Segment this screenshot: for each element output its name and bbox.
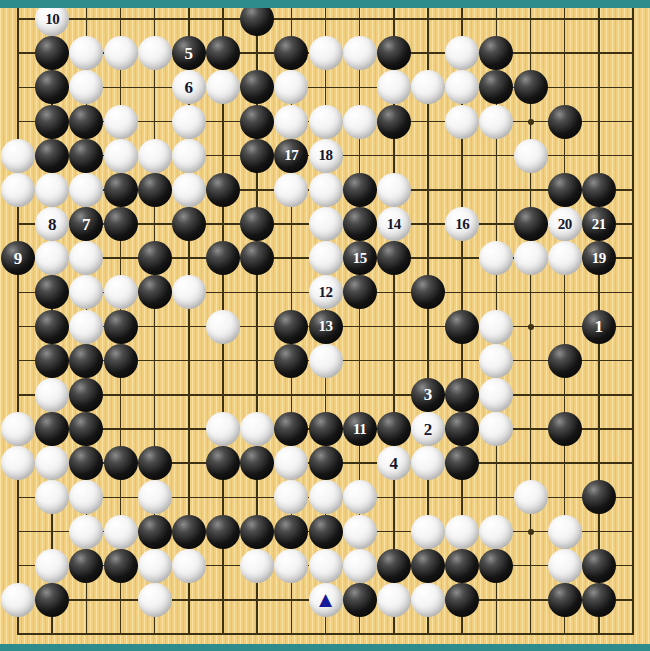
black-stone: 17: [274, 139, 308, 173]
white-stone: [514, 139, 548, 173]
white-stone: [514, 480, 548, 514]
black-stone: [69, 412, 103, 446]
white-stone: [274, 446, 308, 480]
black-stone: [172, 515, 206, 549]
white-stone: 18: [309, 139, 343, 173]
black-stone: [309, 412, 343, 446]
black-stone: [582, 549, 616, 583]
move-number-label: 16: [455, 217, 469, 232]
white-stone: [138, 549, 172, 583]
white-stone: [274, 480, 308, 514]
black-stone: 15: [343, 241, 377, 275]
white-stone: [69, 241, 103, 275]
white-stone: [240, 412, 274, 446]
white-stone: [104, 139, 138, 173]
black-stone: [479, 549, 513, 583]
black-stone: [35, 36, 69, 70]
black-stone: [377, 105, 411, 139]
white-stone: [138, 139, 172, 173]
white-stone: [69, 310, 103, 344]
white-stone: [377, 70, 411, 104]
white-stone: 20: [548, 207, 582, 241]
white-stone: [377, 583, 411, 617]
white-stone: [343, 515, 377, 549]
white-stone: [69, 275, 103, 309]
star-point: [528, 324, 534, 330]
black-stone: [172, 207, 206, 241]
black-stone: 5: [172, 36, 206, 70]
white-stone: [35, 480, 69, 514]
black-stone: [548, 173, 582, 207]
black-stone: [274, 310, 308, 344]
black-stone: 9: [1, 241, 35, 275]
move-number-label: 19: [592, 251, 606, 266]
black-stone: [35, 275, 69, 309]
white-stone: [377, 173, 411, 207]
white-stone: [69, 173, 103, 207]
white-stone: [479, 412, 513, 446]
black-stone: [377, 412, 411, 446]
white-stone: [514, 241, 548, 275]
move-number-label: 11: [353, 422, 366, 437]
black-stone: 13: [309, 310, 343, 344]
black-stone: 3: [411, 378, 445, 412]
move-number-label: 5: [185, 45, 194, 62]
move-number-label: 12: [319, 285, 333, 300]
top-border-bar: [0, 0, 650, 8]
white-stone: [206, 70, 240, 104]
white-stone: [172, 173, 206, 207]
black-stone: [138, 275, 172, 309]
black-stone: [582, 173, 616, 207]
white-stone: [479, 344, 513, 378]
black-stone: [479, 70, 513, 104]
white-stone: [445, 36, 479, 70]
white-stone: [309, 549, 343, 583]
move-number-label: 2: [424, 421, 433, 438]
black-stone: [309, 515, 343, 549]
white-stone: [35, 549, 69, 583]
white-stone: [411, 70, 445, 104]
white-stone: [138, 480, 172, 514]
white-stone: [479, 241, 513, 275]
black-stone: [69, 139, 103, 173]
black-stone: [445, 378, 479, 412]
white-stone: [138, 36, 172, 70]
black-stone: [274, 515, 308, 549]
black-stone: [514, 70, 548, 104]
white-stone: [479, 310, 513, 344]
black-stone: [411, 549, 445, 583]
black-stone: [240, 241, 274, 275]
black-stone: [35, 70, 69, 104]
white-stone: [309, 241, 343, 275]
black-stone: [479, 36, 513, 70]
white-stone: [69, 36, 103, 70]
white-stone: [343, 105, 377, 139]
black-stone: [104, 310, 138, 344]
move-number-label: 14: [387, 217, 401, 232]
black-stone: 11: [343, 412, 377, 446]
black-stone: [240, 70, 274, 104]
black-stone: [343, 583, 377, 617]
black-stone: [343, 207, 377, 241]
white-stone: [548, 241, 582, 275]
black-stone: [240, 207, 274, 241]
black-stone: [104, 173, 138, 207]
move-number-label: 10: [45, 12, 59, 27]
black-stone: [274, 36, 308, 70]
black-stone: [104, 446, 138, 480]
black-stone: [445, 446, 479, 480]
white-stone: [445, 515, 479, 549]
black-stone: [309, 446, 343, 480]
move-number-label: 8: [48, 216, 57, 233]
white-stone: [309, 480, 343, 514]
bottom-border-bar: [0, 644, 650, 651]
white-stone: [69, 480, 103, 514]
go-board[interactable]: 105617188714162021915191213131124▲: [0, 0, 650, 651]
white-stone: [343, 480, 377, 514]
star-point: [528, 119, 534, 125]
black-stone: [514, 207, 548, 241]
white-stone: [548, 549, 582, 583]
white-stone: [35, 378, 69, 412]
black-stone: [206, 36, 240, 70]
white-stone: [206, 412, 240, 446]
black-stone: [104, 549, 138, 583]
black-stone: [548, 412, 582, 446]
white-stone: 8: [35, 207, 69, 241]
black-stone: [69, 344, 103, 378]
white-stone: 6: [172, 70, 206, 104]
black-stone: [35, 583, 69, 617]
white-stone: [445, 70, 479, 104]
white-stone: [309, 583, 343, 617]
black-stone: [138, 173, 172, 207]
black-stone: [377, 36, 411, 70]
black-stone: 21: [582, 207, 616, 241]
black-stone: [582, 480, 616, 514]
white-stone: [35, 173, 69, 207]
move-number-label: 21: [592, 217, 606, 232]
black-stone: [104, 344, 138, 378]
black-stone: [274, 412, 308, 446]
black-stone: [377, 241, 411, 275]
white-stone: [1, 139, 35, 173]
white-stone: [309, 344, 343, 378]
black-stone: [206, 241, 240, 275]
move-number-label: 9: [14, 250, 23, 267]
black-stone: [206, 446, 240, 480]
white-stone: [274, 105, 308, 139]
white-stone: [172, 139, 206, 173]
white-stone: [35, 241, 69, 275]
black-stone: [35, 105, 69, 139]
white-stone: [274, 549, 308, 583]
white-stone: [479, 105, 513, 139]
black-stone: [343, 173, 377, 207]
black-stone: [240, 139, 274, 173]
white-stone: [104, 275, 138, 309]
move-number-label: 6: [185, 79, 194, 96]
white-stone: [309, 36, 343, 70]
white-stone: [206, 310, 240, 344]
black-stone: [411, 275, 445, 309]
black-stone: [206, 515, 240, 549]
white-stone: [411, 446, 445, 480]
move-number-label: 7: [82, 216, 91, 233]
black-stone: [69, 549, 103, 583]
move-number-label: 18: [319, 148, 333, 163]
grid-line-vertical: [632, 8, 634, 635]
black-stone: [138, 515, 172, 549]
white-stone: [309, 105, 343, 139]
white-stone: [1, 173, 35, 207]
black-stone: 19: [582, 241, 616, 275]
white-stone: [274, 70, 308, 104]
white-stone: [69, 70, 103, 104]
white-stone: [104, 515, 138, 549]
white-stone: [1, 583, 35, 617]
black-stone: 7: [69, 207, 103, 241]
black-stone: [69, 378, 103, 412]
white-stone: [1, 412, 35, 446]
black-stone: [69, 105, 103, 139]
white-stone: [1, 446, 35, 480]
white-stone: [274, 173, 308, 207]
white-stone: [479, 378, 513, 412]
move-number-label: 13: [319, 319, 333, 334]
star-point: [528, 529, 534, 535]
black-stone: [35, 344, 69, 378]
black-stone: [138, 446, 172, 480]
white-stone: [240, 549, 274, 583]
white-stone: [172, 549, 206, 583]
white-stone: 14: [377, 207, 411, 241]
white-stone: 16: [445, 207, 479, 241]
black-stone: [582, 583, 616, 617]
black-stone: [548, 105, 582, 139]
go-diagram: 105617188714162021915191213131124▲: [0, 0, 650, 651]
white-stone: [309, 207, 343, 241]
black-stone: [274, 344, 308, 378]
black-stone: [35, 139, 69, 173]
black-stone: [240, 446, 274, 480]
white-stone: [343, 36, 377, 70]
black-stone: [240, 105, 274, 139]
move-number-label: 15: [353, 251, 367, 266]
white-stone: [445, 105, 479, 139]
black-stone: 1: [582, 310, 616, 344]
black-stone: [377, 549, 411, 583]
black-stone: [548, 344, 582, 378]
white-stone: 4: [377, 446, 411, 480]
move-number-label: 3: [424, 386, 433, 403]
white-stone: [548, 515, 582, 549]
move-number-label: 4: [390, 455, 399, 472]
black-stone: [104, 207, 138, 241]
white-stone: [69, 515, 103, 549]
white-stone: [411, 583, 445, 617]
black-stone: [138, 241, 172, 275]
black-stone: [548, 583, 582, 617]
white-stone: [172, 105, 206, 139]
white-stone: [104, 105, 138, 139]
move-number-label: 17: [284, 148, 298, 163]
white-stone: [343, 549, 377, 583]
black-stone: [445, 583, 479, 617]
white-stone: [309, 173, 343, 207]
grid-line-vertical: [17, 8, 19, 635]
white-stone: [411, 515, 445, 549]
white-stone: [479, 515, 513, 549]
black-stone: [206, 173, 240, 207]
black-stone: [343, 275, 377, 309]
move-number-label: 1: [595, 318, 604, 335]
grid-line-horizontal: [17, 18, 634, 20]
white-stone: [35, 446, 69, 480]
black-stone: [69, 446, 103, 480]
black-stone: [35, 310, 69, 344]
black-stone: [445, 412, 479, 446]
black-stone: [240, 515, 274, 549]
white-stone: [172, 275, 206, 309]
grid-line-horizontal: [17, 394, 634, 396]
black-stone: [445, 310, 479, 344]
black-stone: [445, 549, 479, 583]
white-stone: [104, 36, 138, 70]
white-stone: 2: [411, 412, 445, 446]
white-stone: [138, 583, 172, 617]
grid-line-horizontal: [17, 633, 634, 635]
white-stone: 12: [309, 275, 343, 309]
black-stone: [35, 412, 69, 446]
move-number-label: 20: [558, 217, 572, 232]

...

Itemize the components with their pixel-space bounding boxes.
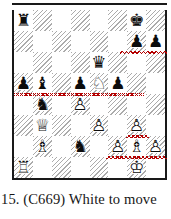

==

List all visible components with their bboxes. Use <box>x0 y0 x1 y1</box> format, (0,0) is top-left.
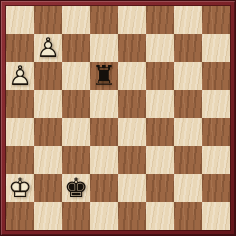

TO BE DONE: Recast the lines from the line with "Segment this screenshot: for" to the line with "white-stone: [377, 70, 411, 104]" as a Markdown table with the columns "Row" and "Line", numbering each row and skipping blank lines. Leave the pictures out of the table.

FULL SOLUTION:
| Row | Line |
|---|---|
| 1 | Segment this screenshot: for each element output its name and bbox. |
| 2 | black-stone: 17: [274, 139, 308, 173] |
| 3 | white-stone: [514, 139, 548, 173] |
| 4 | white-stone: [514, 480, 548, 514] |
| 5 | black-stone: [69, 412, 103, 446] |
| 6 | white-stone: [274, 446, 308, 480] |
| 7 | black-stone: [172, 515, 206, 549] |
| 8 | white-stone: 18: [309, 139, 343, 173] |
| 9 | black-stone: [309, 412, 343, 446] |
| 10 | black-stone: [582, 549, 616, 583] |
| 11 | move-number-label: 16: [455, 217, 469, 232] |
| 12 | white-stone: [138, 549, 172, 583] |
| 13 | white-stone: [274, 480, 308, 514] |
| 14 | black-stone: 15: [343, 241, 377, 275] |
| 15 | white-stone: [69, 241, 103, 275] |
| 16 | white-stone: [240, 412, 274, 446] |
| 17 | white-stone: [104, 139, 138, 173] |
| 18 | black-stone: [479, 549, 513, 583] |
| 19 | black-stone: [35, 36, 69, 70] |
| 20 | black-stone: [377, 105, 411, 139] |
| 21 | white-stone: [138, 139, 172, 173] |
| 22 | white-stone: [69, 310, 103, 344] |
| 23 | white-stone: [377, 70, 411, 104] |